### [What you have to do]
Every line of the listing must be reproduced as it stands. Leave the images behind.
--- begin Records for this task ---
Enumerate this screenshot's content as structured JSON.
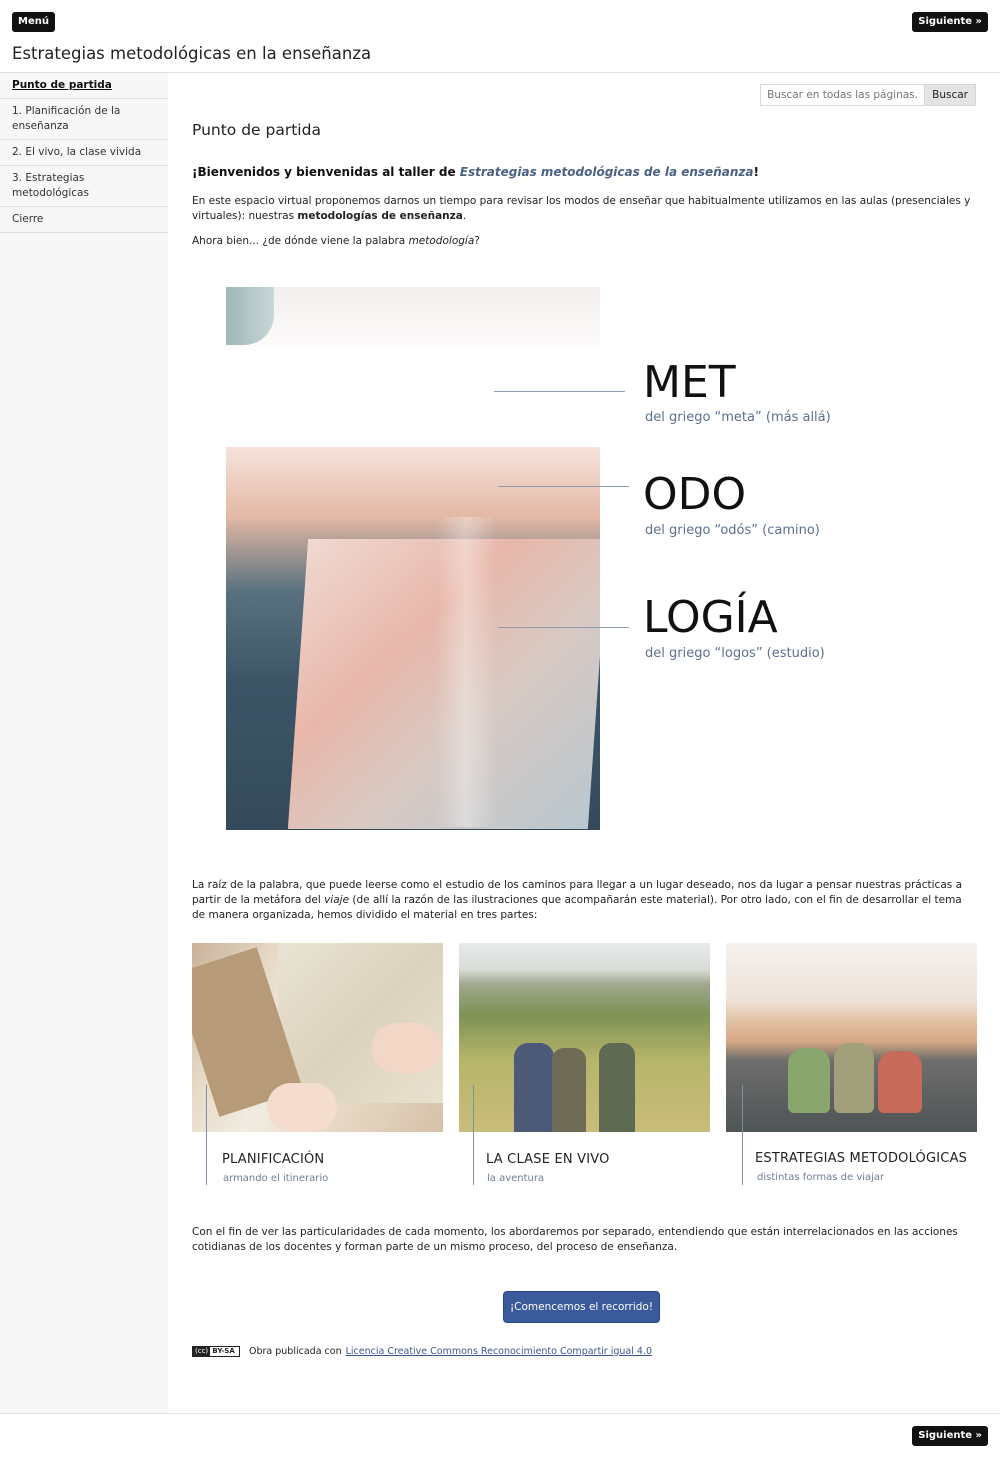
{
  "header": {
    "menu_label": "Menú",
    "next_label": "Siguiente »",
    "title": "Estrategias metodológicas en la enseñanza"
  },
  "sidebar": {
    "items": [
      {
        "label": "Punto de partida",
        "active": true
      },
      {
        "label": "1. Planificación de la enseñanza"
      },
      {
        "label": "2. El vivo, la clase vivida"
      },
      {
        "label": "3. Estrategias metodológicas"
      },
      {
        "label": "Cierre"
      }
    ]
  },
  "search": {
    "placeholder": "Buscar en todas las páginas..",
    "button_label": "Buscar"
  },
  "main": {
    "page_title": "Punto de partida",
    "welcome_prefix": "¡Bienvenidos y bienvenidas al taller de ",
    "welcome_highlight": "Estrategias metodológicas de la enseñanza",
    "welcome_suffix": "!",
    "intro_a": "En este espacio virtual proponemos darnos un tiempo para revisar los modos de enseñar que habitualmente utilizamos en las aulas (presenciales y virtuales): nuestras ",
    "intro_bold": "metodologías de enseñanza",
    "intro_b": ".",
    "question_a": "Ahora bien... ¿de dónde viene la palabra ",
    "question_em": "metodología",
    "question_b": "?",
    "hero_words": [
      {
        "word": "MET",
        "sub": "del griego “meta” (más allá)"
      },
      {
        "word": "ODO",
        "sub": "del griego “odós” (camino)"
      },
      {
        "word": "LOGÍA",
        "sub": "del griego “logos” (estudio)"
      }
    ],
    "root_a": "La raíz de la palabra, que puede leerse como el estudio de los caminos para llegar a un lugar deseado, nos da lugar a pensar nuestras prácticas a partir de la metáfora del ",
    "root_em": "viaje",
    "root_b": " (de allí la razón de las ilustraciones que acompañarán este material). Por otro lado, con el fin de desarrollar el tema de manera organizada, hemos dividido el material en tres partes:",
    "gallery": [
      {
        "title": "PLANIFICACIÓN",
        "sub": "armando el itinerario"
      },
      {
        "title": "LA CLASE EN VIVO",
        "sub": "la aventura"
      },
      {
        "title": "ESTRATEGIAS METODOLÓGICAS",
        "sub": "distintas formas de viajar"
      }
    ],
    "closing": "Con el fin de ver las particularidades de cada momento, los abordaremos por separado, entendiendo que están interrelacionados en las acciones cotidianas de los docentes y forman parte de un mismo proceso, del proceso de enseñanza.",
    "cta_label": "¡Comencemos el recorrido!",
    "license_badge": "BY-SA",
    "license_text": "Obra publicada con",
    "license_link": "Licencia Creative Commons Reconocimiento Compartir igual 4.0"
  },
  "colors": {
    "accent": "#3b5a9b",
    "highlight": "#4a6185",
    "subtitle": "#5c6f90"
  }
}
--- end Records for this task ---
### [Exercise output]
Enumerate this screenshot's content as structured JSON.
{
  "header": {
    "menu_label": "Menú",
    "next_label": "Siguiente »",
    "title": "Estrategias metodológicas en la enseñanza"
  },
  "sidebar": {
    "items": [
      {
        "label": "Punto de partida",
        "active": true
      },
      {
        "label": "1. Planificación de la enseñanza"
      },
      {
        "label": "2. El vivo, la clase vivida"
      },
      {
        "label": "3. Estrategias metodológicas"
      },
      {
        "label": "Cierre"
      }
    ]
  },
  "search": {
    "placeholder": "Buscar en todas las páginas..",
    "button_label": "Buscar"
  },
  "main": {
    "page_title": "Punto de partida",
    "welcome_prefix": "¡Bienvenidos y bienvenidas al taller de ",
    "welcome_highlight": "Estrategias metodológicas de la enseñanza",
    "welcome_suffix": "!",
    "intro_a": "En este espacio virtual proponemos darnos un tiempo para revisar los modos de enseñar que habitualmente utilizamos en las aulas (presenciales y virtuales): nuestras ",
    "intro_bold": "metodologías de enseñanza",
    "intro_b": ".",
    "question_a": "Ahora bien... ¿de dónde viene la palabra ",
    "question_em": "metodología",
    "question_b": "?",
    "hero_words": [
      {
        "word": "MET",
        "sub": "del griego “meta” (más allá)"
      },
      {
        "word": "ODO",
        "sub": "del griego “odós” (camino)"
      },
      {
        "word": "LOGÍA",
        "sub": "del griego “logos” (estudio)"
      }
    ],
    "root_a": "La raíz de la palabra, que puede leerse como el estudio de los caminos para llegar a un lugar deseado, nos da lugar a pensar nuestras prácticas a partir de la metáfora del ",
    "root_em": "viaje",
    "root_b": " (de allí la razón de las ilustraciones que acompañarán este material). Por otro lado, con el fin de desarrollar el tema de manera organizada, hemos dividido el material en tres partes:",
    "gallery": [
      {
        "title": "PLANIFICACIÓN",
        "sub": "armando el itinerario"
      },
      {
        "title": "LA CLASE EN VIVO",
        "sub": "la aventura"
      },
      {
        "title": "ESTRATEGIAS METODOLÓGICAS",
        "sub": "distintas formas de viajar"
      }
    ],
    "closing": "Con el fin de ver las particularidades de cada momento, los abordaremos por separado, entendiendo que están interrelacionados en las acciones cotidianas de los docentes y forman parte de un mismo proceso, del proceso de enseñanza.",
    "cta_label": "¡Comencemos el recorrido!",
    "license_badge": "BY-SA",
    "license_text": "Obra publicada con",
    "license_link": "Licencia Creative Commons Reconocimiento Compartir igual 4.0"
  },
  "colors": {
    "accent": "#3b5a9b",
    "highlight": "#4a6185",
    "subtitle": "#5c6f90"
  }
}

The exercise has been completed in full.